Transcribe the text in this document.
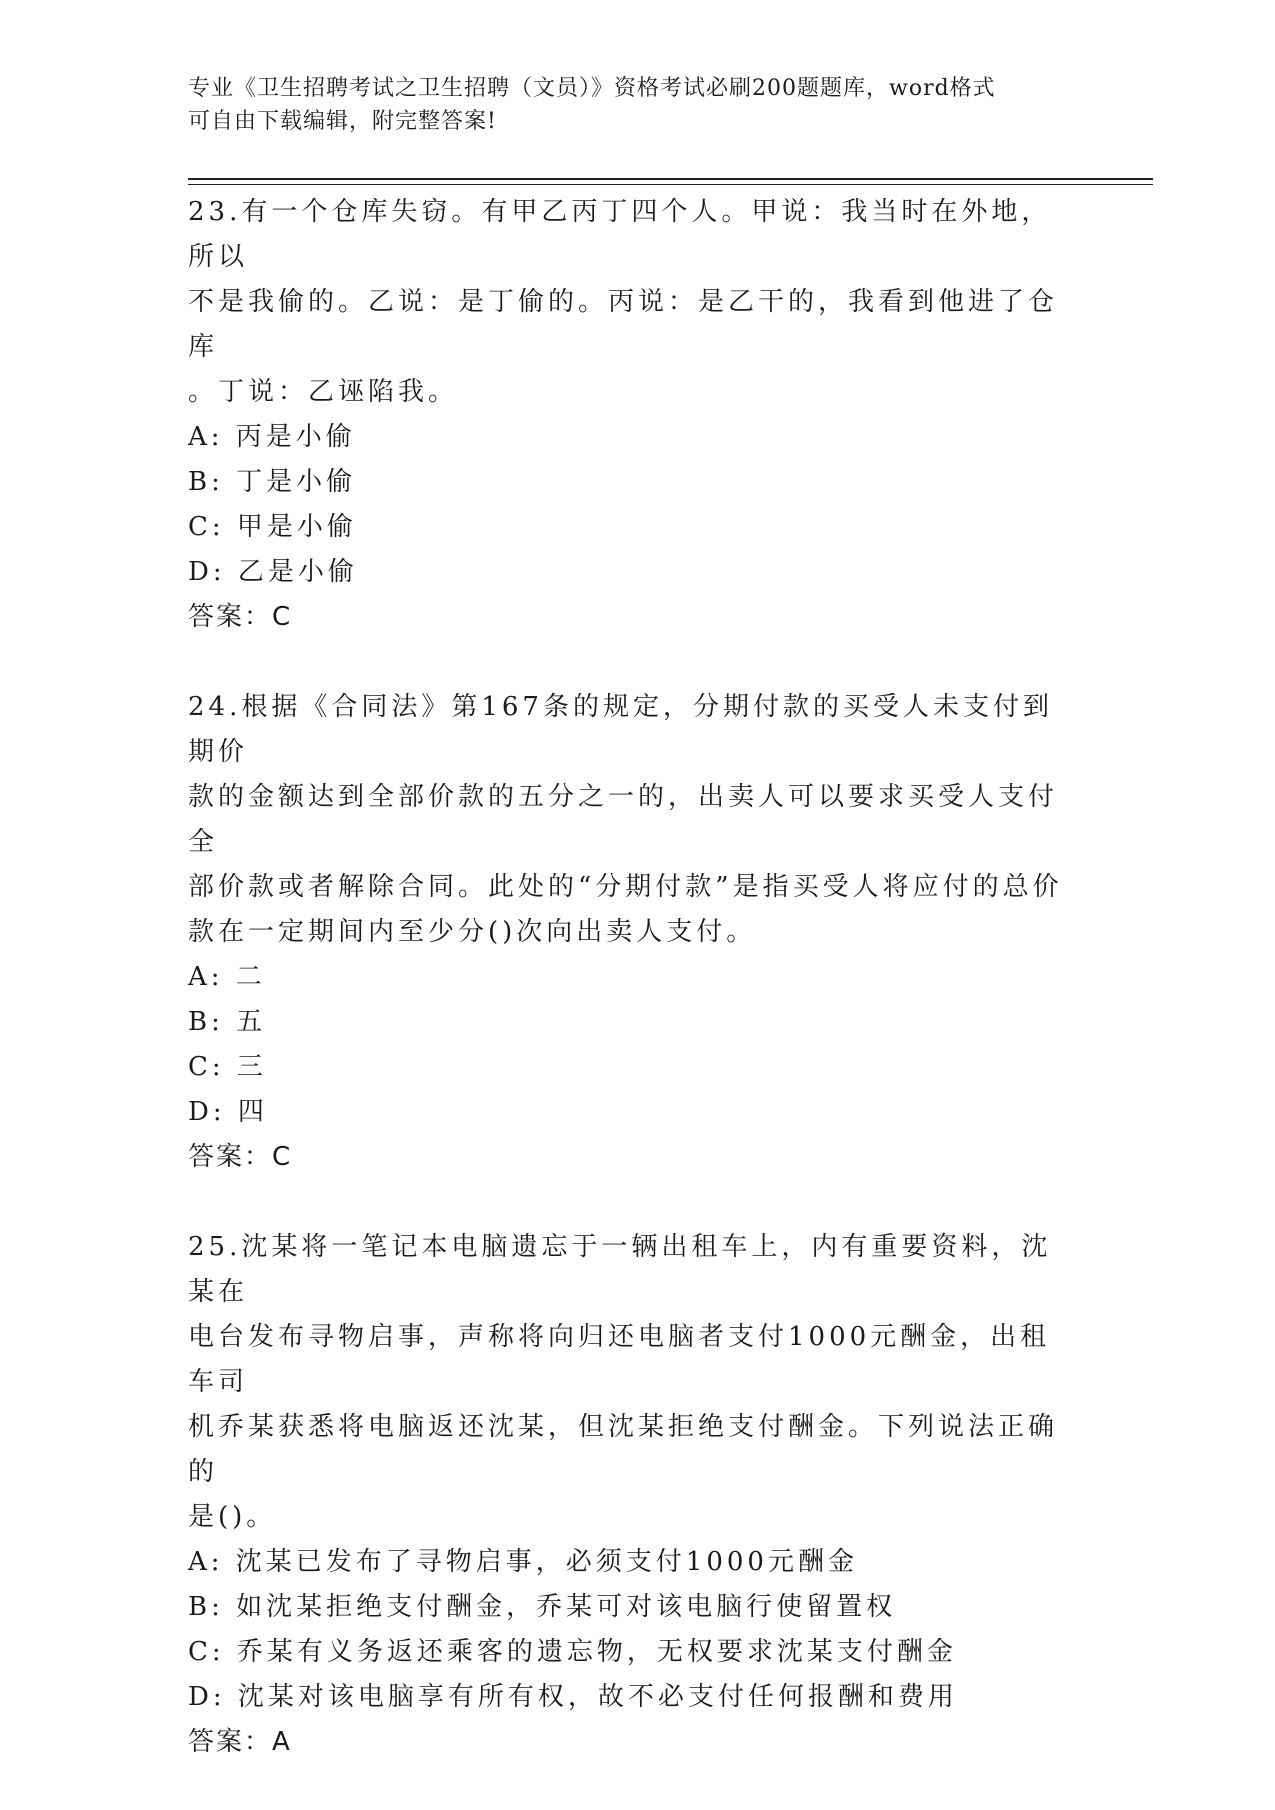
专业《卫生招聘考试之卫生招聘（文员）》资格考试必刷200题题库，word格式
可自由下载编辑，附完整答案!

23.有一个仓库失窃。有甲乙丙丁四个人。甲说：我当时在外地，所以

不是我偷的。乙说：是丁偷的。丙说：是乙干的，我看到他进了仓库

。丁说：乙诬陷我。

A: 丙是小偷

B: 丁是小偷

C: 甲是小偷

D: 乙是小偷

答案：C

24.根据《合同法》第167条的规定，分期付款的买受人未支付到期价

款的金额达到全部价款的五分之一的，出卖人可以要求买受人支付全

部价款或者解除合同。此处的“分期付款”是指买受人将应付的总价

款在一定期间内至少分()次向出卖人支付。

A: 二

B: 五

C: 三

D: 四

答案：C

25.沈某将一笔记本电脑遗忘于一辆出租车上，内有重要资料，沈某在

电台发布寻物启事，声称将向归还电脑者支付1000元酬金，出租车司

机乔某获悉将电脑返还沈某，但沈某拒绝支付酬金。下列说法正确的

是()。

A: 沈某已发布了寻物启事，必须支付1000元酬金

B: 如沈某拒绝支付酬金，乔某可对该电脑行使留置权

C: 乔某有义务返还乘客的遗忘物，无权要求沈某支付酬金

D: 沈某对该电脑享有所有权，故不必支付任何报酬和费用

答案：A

....

Skip the pictures, then retype every line above exactly.

Transcribe the text in this document.
专业《卫生招聘考试之卫生招聘（文员）》资格考试必刷200题题库，word格式
可自由下载编辑，附完整答案!

23.有一个仓库失窃。有甲乙丙丁四个人。甲说：我当时在外地，所以

不是我偷的。乙说：是丁偷的。丙说：是乙干的，我看到他进了仓库

。丁说：乙诬陷我。

A: 丙是小偷

B: 丁是小偷

C: 甲是小偷

D: 乙是小偷

答案：C

24.根据《合同法》第167条的规定，分期付款的买受人未支付到期价

款的金额达到全部价款的五分之一的，出卖人可以要求买受人支付全

部价款或者解除合同。此处的“分期付款”是指买受人将应付的总价

款在一定期间内至少分()次向出卖人支付。

A: 二

B: 五

C: 三

D: 四

答案：C

25.沈某将一笔记本电脑遗忘于一辆出租车上，内有重要资料，沈某在

电台发布寻物启事，声称将向归还电脑者支付1000元酬金，出租车司

机乔某获悉将电脑返还沈某，但沈某拒绝支付酬金。下列说法正确的

是()。

A: 沈某已发布了寻物启事，必须支付1000元酬金

B: 如沈某拒绝支付酬金，乔某可对该电脑行使留置权

C: 乔某有义务返还乘客的遗忘物，无权要求沈某支付酬金

D: 沈某对该电脑享有所有权，故不必支付任何报酬和费用

答案：A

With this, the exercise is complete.